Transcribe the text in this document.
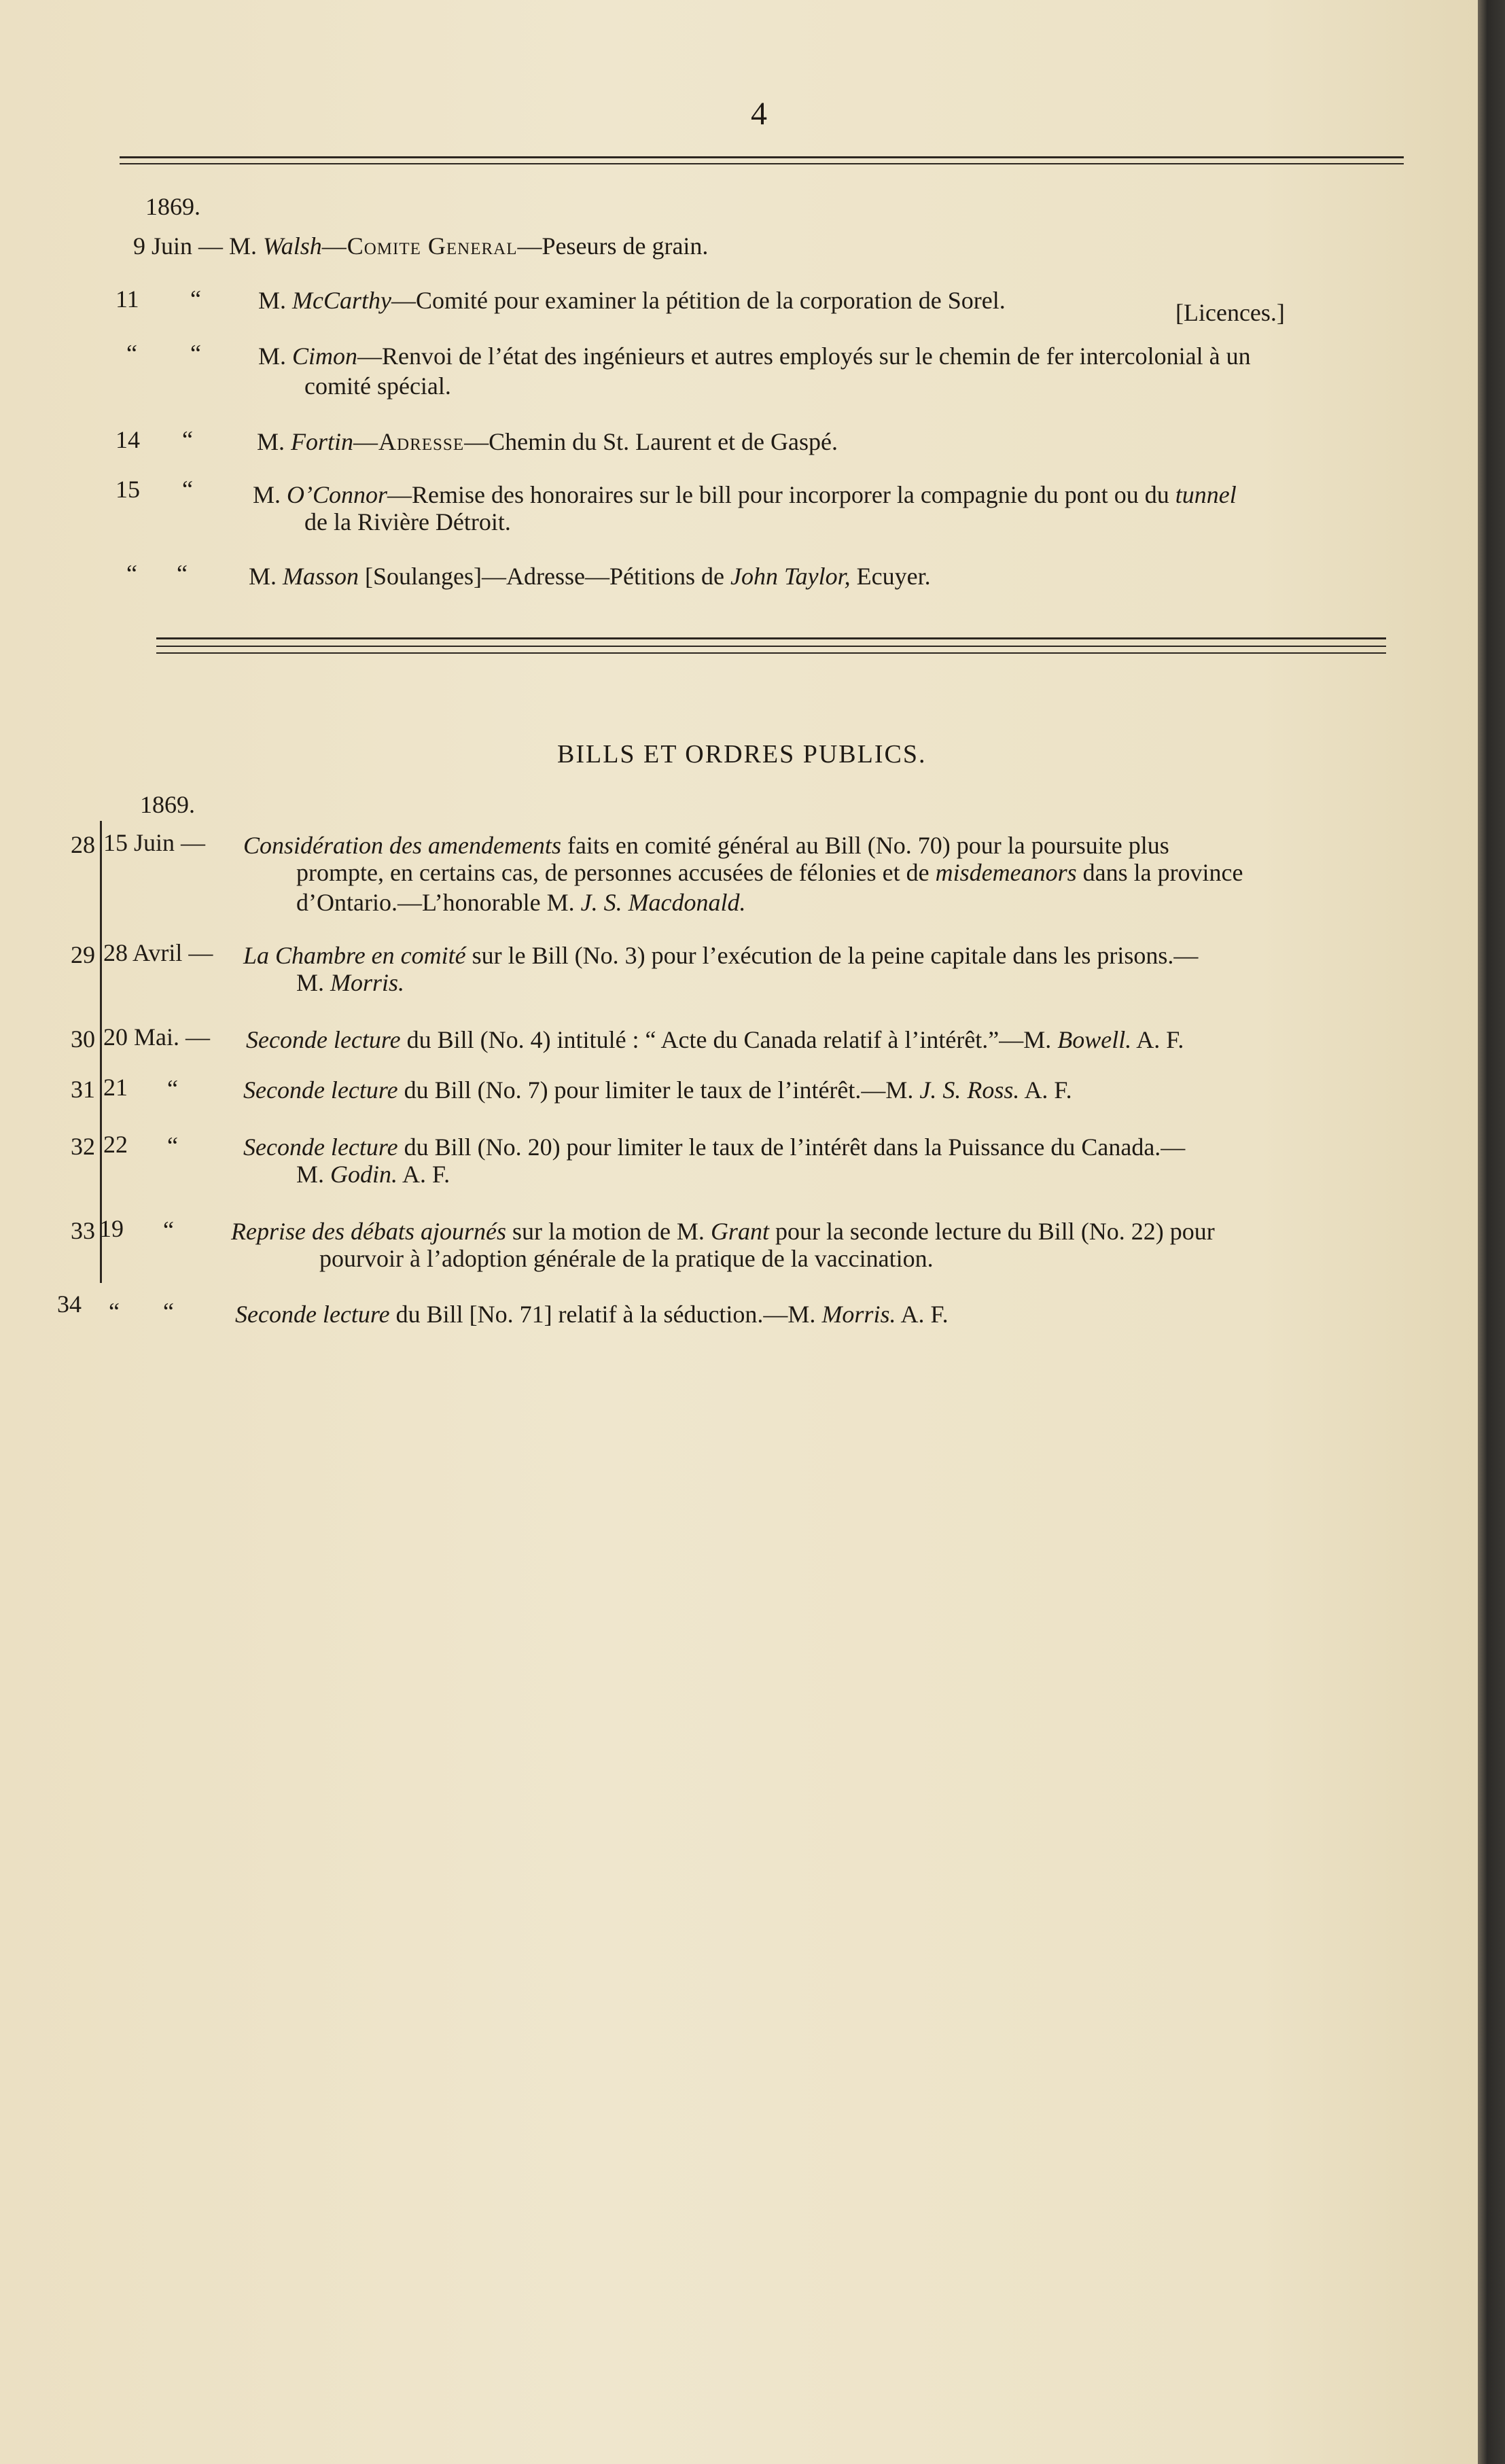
4
1869.
9 Juin — M. Walsh—Comite General—Peseurs de grain.
11 “ M. McCarthy—Comité pour examiner la pétition de la corporation de Sorel.	[Licences.]
“ “ M. Cimon—Renvoi de l’état des ingénieurs et autres employés sur le chemin de fer intercolonial à un
comité spécial.
14 “	M. Fortin—Adresse—Chemin du St. Laurent et de Gaspé.
15 “ M. O’Connor—Remise des honoraires sur le bill pour incorporer la compagnie du pont ou du tunnel
de la Rivière Détroit.
“ “	M. Masson [Soulanges]—Adresse—Pétitions de John Taylor, Ecuyer.
BILLS ET ORDRES PUBLICS.
1869.
28 15 Juin — Considération des amendements faits en comité général au Bill (No. 70) pour la poursuite plus
prompte, en certains cas, de personnes accusées de félonies et de misdemeanors dans la province
d’Ontario.—L’honorable M. J. S. Macdonald.
29 28 Avril — La Chambre en comité sur le Bill (No. 3) pour l’exécution de la peine capitale dans les prisons.—
M. Morris.
30 20 Mai. — Seconde lecture du Bill (No. 4) intitulé : “ Acte du Canada relatif à l’intérêt.”—M. Bowell. A. F.
31 21 “	Seconde lecture du Bill (No. 7) pour limiter le taux de l’intérêt.—M. J. S. Ross. A. F.
32 22 “	Seconde lecture du Bill (No. 20) pour limiter le taux de l’intérêt dans la Puissance du Canada.—
M. Godin. A. F.
33 19 “ Reprise des débats ajournés sur la motion de M. Grant pour la seconde lecture du Bill (No. 22) pour
pourvoir à l’adoption générale de la pratique de la vaccination.
34 “ “	Seconde lecture du Bill [No. 71] relatif à la séduction.—M. Morris. A. F.
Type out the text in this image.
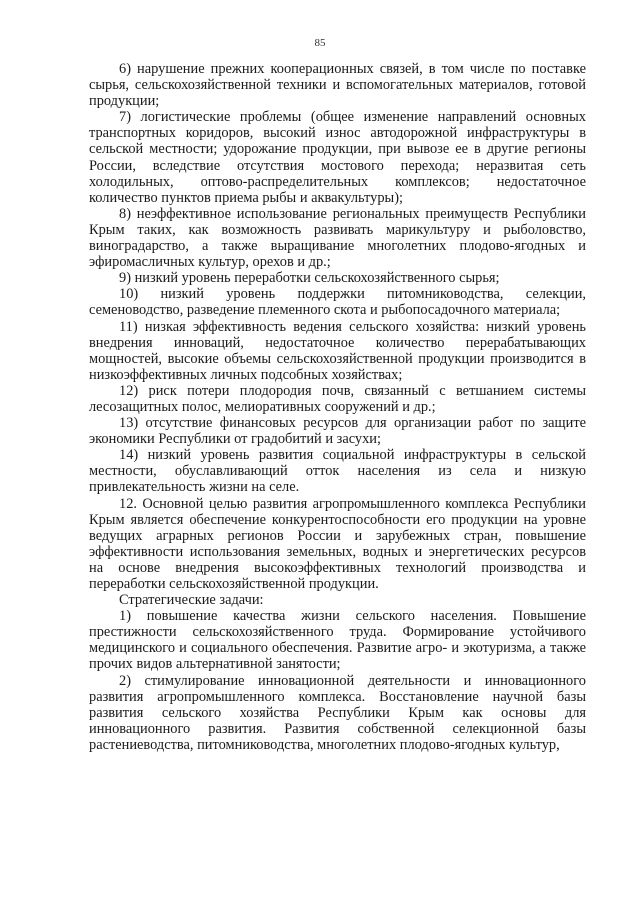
85

6) нарушение прежних кооперационных связей, в том числе по поставке сырья, сельскохозяйственной техники и вспомогательных материалов, готовой продукции;

7) логистические проблемы (общее изменение направлений основных транспортных коридоров, высокий износ автодорожной инфраструктуры в сельской местности; удорожание продукции, при вывозе ее в другие регионы России, вследствие отсутствия мостового перехода; неразвитая сеть холодильных, оптово-распределительных комплексов; недостаточное количество пунктов приема рыбы и аквакультуры);

8) неэффективное использование региональных преимуществ Республики Крым таких, как возможность развивать марикультуру и рыболовство, виноградарство, а также выращивание многолетних плодово-ягодных и эфиромасличных культур, орехов и др.;

9) низкий уровень переработки сельскохозяйственного сырья;

10) низкий уровень поддержки питомниководства, селекции, семеноводство, разведение племенного скота и рыбопосадочного материала;

11) низкая эффективность ведения сельского хозяйства: низкий уровень внедрения инноваций, недостаточное количество перерабатывающих мощностей, высокие объемы сельскохозяйственной продукции производится в низкоэффективных личных подсобных хозяйствах;

12) риск потери плодородия почв, связанный с ветшанием системы лесозащитных полос, мелиоративных сооружений и др.;

13) отсутствие финансовых ресурсов для организации работ по защите экономики Республики от градобитий и засухи;

14) низкий уровень развития социальной инфраструктуры в сельской местности, обуславливающий отток населения из села и низкую привлекательность жизни на селе.

12. Основной целью развития агропромышленного комплекса Республики Крым является обеспечение конкурентоспособности его продукции на уровне ведущих аграрных регионов России и зарубежных стран, повышение эффективности использования земельных, водных и энергетических ресурсов на основе внедрения высокоэффективных технологий производства и переработки сельскохозяйственной продукции.

Стратегические задачи:

1) повышение качества жизни сельского населения. Повышение престижности сельскохозяйственного труда. Формирование устойчивого медицинского и социального обеспечения. Развитие агро- и экотуризма, а также прочих видов альтернативной занятости;

2) стимулирование инновационной деятельности и инновационного развития агропромышленного комплекса. Восстановление научной базы развития сельского хозяйства Республики Крым как основы для инновационного развития. Развития собственной селекционной базы растениеводства, питомниководства, многолетних плодово-ягодных культур,
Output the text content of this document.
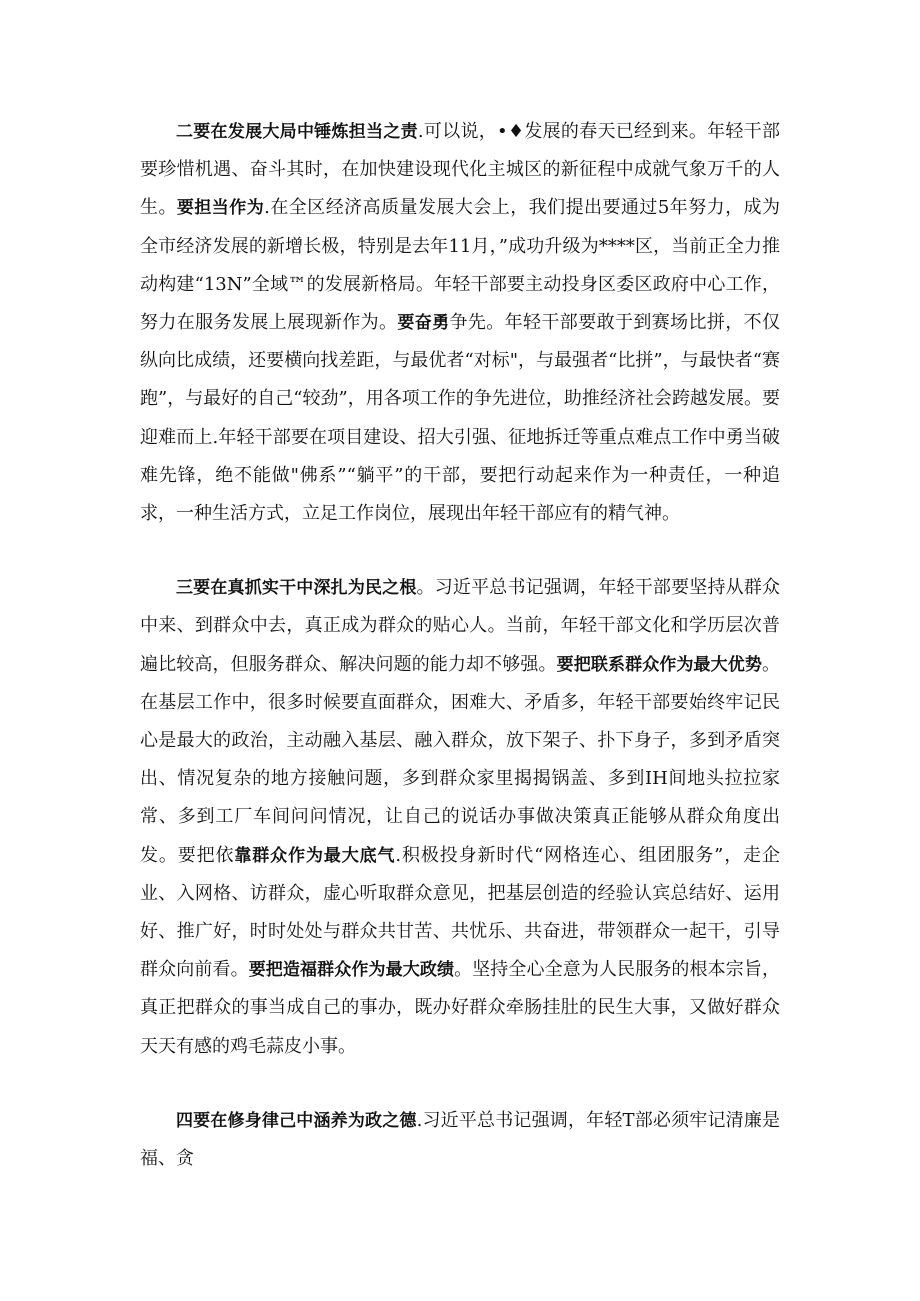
二要在发展大局中锤炼担当之责.可以说，•♦发展的春天已经到来。年轻干部要珍惜机遇、奋斗其时，在加快建设现代化主城区的新征程中成就气象万千的人生。要担当作为.在全区经济高质量发展大会上，我们提出要通过5年努力，成为全市经济发展的新增长极，特别是去年11月，”成功升级为****区，当前正全力推动构建“13N”全域™的发展新格局。年轻干部要主动投身区委区政府中心工作，努力在服务发展上展现新作为。要奋勇争先。年轻干部要敢于到赛场比拼，不仅纵向比成绩，还要横向找差距，与最优者“对标"，与最强者“比拼”，与最快者“赛跑”，与最好的自己“较劲”，用各项工作的争先进位，助推经济社会跨越发展。要迎难而上.年轻干部要在项目建设、招大引强、征地拆迁等重点难点工作中勇当破难先锋，绝不能做"佛系”“躺平”的干部，要把行动起来作为一种责任，一种追求，一种生活方式，立足工作岗位，展现出年轻干部应有的精气神。

三要在真抓实干中深扎为民之根。习近平总书记强调，年轻干部要坚持从群众中来、到群众中去，真正成为群众的贴心人。当前，年轻干部文化和学历层次普遍比较高，但服务群众、解决问题的能力却不够强。要把联系群众作为最大优势。在基层工作中，很多时候要直面群众，困难大、矛盾多，年轻干部要始终牢记民心是最大的政治，主动融入基层、融入群众，放下架子、扑下身子，多到矛盾突出、情况复杂的地方接触问题，多到群众家里揭揭锅盖、多到IH间地头拉拉家常、多到工厂车间问问情况，让自己的说话办事做决策真正能够从群众角度出发。要把依靠群众作为最大底气.积极投身新时代“网格连心、组团服务”，走企业、入网格、访群众，虚心听取群众意见，把基层创造的经验认宾总结好、运用好、推广好，时时处处与群众共甘苦、共忧乐、共奋进，带领群众一起干，引导群众向前看。要把造福群众作为最大政绩。坚持全心全意为人民服务的根本宗旨，真正把群众的事当成自己的事办，既办好群众牵肠挂肚的民生大事，又做好群众天天有感的鸡毛蒜皮小事。

四要在修身律己中涵养为政之德.习近平总书记强调，年轻T部必须牢记清廉是福、贪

==========

- Directions -
From the entries above, output every line exactly and omit any image.

- Finished exercise -
Transcribe the text in this document.
4
1869.
9 Juin — M. Walsh—Comite General—Peseurs de grain.
11 “ M. McCarthy—Comité pour examiner la pétition de la corporation de Sorel.	[Licences.]
“ “ M. Cimon—Renvoi de l’état des ingénieurs et autres employés sur le chemin de fer intercolonial à un
comité spécial.
14 “	M. Fortin—Adresse—Chemin du St. Laurent et de Gaspé.
15 “ M. O’Connor—Remise des honoraires sur le bill pour incorporer la compagnie du pont ou du tunnel
de la Rivière Détroit.
“ “	M. Masson [Soulanges]—Adresse—Pétitions de John Taylor, Ecuyer.
BILLS ET ORDRES PUBLICS.
1869.
28 15 Juin — Considération des amendements faits en comité général au Bill (No. 70) pour la poursuite plus
prompte, en certains cas, de personnes accusées de félonies et de misdemeanors dans la province
d’Ontario.—L’honorable M. J. S. Macdonald.
29 28 Avril — La Chambre en comité sur le Bill (No. 3) pour l’exécution de la peine capitale dans les prisons.—
M. Morris.
30 20 Mai. — Seconde lecture du Bill (No. 4) intitulé : “ Acte du Canada relatif à l’intérêt.”—M. Bowell. A. F.
31 21 “	Seconde lecture du Bill (No. 7) pour limiter le taux de l’intérêt.—M. J. S. Ross. A. F.
32 22 “	Seconde lecture du Bill (No. 20) pour limiter le taux de l’intérêt dans la Puissance du Canada.—
M. Godin. A. F.
33 19 “ Reprise des débats ajournés sur la motion de M. Grant pour la seconde lecture du Bill (No. 22) pour
pourvoir à l’adoption générale de la pratique de la vaccination.
34 “ “	Seconde lecture du Bill [No. 71] relatif à la séduction.—M. Morris. A. F.
Type out the text in this image.
85

6) нарушение прежних кооперационных связей, в том числе по поставке сырья, сельскохозяйственной техники и вспомогательных материалов, готовой продукции;

7) логистические проблемы (общее изменение направлений основных транспортных коридоров, высокий износ автодорожной инфраструктуры в сельской местности; удорожание продукции, при вывозе ее в другие регионы России, вследствие отсутствия мостового перехода; неразвитая сеть холодильных, оптово-распределительных комплексов; недостаточное количество пунктов приема рыбы и аквакультуры);

8) неэффективное использование региональных преимуществ Республики Крым таких, как возможность развивать марикультуру и рыболовство, виноградарство, а также выращивание многолетних плодово-ягодных и эфиромасличных культур, орехов и др.;

9) низкий уровень переработки сельскохозяйственного сырья;

10) низкий уровень поддержки питомниководства, селекции, семеноводство, разведение племенного скота и рыбопосадочного материала;

11) низкая эффективность ведения сельского хозяйства: низкий уровень внедрения инноваций, недостаточное количество перерабатывающих мощностей, высокие объемы сельскохозяйственной продукции производится в низкоэффективных личных подсобных хозяйствах;

12) риск потери плодородия почв, связанный с ветшанием системы лесозащитных полос, мелиоративных сооружений и др.;

13) отсутствие финансовых ресурсов для организации работ по защите экономики Республики от градобитий и засухи;

14) низкий уровень развития социальной инфраструктуры в сельской местности, обуславливающий отток населения из села и низкую привлекательность жизни на селе.

12. Основной целью развития агропромышленного комплекса Республики Крым является обеспечение конкурентоспособности его продукции на уровне ведущих аграрных регионов России и зарубежных стран, повышение эффективности использования земельных, водных и энергетических ресурсов на основе внедрения высокоэффективных технологий производства и переработки сельскохозяйственной продукции.

Стратегические задачи:

1) повышение качества жизни сельского населения. Повышение престижности сельскохозяйственного труда. Формирование устойчивого медицинского и социального обеспечения. Развитие агро- и экотуризма, а также прочих видов альтернативной занятости;

2) стимулирование инновационной деятельности и инновационного развития агропромышленного комплекса. Восстановление научной базы развития сельского хозяйства Республики Крым как основы для инновационного развития. Развития собственной селекционной базы растениеводства, питомниководства, многолетних плодово-ягодных культур,
Output the text content of this document.
二要在发展大局中锤炼担当之责.可以说，•♦发展的春天已经到来。年轻干部要珍惜机遇、奋斗其时，在加快建设现代化主城区的新征程中成就气象万千的人生。要担当作为.在全区经济高质量发展大会上，我们提出要通过5年努力，成为全市经济发展的新增长极，特别是去年11月，”成功升级为****区，当前正全力推动构建“13N”全域™的发展新格局。年轻干部要主动投身区委区政府中心工作，努力在服务发展上展现新作为。要奋勇争先。年轻干部要敢于到赛场比拼，不仅纵向比成绩，还要横向找差距，与最优者“对标"，与最强者“比拼”，与最快者“赛跑”，与最好的自己“较劲”，用各项工作的争先进位，助推经济社会跨越发展。要迎难而上.年轻干部要在项目建设、招大引强、征地拆迁等重点难点工作中勇当破难先锋，绝不能做"佛系”“躺平”的干部，要把行动起来作为一种责任，一种追求，一种生活方式，立足工作岗位，展现出年轻干部应有的精气神。

三要在真抓实干中深扎为民之根。习近平总书记强调，年轻干部要坚持从群众中来、到群众中去，真正成为群众的贴心人。当前，年轻干部文化和学历层次普遍比较高，但服务群众、解决问题的能力却不够强。要把联系群众作为最大优势。在基层工作中，很多时候要直面群众，困难大、矛盾多，年轻干部要始终牢记民心是最大的政治，主动融入基层、融入群众，放下架子、扑下身子，多到矛盾突出、情况复杂的地方接触问题，多到群众家里揭揭锅盖、多到IH间地头拉拉家常、多到工厂车间问问情况，让自己的说话办事做决策真正能够从群众角度出发。要把依靠群众作为最大底气.积极投身新时代“网格连心、组团服务”，走企业、入网格、访群众，虚心听取群众意见，把基层创造的经验认宾总结好、运用好、推广好，时时处处与群众共甘苦、共忧乐、共奋进，带领群众一起干，引导群众向前看。要把造福群众作为最大政绩。坚持全心全意为人民服务的根本宗旨，真正把群众的事当成自己的事办，既办好群众牵肠挂肚的民生大事，又做好群众天天有感的鸡毛蒜皮小事。

四要在修身律己中涵养为政之德.习近平总书记强调，年轻T部必须牢记清廉是福、贪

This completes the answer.